WHAT IS ASKED:
Copy out the rows, unchanged, from the first row through the one containing "Point: [389, 677, 412, 691]".
[Start]
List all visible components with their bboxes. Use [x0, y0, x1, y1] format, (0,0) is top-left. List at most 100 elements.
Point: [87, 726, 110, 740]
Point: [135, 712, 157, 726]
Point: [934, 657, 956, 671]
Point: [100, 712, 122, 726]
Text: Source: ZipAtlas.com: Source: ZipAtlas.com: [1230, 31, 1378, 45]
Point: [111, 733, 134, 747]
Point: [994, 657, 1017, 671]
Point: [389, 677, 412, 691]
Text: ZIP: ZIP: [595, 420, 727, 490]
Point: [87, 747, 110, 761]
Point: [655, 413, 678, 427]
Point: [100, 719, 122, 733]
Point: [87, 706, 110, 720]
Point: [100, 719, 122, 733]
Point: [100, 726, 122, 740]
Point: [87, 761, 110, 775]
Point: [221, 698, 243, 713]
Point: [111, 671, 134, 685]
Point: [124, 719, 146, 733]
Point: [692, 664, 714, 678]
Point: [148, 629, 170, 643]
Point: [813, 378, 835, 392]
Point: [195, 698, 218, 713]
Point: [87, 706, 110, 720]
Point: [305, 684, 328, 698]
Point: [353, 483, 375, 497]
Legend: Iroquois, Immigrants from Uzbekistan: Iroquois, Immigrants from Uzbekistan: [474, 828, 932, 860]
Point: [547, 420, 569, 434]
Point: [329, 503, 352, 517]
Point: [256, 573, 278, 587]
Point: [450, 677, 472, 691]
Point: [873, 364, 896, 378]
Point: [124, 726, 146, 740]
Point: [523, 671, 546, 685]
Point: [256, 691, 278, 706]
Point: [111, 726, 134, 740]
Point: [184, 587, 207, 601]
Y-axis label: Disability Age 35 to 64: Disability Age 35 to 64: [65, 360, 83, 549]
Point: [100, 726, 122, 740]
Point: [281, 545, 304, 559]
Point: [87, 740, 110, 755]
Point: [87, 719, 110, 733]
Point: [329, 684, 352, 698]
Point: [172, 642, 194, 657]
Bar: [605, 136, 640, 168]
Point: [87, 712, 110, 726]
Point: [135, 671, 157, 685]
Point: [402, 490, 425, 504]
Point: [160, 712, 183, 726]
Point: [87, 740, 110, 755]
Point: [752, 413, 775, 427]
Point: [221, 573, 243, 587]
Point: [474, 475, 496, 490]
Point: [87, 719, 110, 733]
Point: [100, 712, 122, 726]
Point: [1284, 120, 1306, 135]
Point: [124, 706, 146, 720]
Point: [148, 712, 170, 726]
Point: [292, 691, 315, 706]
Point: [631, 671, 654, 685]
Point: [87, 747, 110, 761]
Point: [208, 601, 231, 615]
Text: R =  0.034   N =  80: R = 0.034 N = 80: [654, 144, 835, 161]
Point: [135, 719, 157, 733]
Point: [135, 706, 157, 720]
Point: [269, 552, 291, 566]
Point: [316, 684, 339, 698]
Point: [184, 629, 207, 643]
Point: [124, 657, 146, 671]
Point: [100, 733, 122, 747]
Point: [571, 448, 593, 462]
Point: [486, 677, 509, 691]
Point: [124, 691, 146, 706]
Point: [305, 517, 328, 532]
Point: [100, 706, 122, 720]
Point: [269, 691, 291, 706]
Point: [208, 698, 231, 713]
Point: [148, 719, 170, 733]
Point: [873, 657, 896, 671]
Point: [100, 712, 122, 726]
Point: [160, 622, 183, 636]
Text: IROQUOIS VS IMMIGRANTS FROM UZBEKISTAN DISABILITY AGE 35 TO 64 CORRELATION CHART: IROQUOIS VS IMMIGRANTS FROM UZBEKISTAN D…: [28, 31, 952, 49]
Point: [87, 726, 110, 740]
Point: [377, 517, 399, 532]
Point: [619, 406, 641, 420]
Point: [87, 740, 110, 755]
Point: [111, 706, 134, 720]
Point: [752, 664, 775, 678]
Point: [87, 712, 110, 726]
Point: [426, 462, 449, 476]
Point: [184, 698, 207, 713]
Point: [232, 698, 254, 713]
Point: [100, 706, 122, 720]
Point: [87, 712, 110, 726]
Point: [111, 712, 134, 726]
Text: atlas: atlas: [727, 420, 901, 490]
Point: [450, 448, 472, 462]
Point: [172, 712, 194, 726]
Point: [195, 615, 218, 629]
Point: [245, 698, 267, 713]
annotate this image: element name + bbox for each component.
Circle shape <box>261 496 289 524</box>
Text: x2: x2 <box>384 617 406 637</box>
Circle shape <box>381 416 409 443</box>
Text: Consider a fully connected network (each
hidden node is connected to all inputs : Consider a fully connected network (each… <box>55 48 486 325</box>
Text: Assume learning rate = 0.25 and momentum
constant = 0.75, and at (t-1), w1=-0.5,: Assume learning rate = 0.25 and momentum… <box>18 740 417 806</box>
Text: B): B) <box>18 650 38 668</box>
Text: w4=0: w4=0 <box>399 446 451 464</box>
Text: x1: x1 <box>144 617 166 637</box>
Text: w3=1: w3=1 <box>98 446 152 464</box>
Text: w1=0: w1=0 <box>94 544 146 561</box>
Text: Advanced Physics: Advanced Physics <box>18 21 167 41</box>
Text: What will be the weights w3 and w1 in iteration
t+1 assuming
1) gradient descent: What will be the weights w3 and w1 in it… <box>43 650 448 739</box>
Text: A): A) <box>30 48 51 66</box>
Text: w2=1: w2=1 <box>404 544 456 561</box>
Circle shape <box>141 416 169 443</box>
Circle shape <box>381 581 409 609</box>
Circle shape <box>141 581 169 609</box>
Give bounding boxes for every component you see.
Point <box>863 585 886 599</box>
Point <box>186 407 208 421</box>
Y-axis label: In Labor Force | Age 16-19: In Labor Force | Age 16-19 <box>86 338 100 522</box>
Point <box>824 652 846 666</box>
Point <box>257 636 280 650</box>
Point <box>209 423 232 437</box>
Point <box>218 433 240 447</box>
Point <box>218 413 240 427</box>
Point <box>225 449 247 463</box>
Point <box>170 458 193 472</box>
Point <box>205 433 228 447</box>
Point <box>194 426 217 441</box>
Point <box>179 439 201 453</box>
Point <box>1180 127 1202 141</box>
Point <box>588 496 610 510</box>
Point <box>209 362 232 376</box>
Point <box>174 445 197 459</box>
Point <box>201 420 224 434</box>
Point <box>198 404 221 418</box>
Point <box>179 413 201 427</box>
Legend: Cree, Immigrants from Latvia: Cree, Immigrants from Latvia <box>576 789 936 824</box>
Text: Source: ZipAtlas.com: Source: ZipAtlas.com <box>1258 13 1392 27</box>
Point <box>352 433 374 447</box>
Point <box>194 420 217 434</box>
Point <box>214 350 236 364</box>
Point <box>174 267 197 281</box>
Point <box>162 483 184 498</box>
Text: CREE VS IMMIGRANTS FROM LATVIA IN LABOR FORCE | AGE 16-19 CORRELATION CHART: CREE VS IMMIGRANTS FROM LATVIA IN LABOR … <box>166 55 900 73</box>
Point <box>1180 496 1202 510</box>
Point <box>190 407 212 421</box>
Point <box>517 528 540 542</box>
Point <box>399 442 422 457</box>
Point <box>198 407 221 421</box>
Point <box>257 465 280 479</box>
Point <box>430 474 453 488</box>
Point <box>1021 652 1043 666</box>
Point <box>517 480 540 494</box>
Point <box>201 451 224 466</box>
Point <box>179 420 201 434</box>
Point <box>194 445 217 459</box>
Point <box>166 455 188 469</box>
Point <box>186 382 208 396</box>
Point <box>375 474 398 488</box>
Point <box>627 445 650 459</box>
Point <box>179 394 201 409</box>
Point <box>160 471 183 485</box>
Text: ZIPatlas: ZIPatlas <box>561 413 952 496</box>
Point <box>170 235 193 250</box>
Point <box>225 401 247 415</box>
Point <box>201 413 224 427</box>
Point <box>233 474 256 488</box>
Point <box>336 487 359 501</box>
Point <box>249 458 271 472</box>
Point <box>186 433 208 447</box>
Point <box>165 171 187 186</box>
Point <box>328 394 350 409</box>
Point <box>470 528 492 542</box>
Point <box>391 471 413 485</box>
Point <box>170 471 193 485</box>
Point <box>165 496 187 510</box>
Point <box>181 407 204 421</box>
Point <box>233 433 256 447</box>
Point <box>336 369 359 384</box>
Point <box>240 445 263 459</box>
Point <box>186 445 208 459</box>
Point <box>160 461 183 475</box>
[End]
ANSWER TO THE EXERCISE:
List all visible components with their bboxes. Use [x0, y0, x1, y1] format, (0,0) is top-left. List at most 100 elements.
Point: [87, 726, 110, 740]
Point: [135, 712, 157, 726]
Point: [934, 657, 956, 671]
Point: [100, 712, 122, 726]
Text: Source: ZipAtlas.com: Source: ZipAtlas.com: [1230, 31, 1378, 45]
Point: [111, 733, 134, 747]
Point: [994, 657, 1017, 671]
Point: [389, 677, 412, 691]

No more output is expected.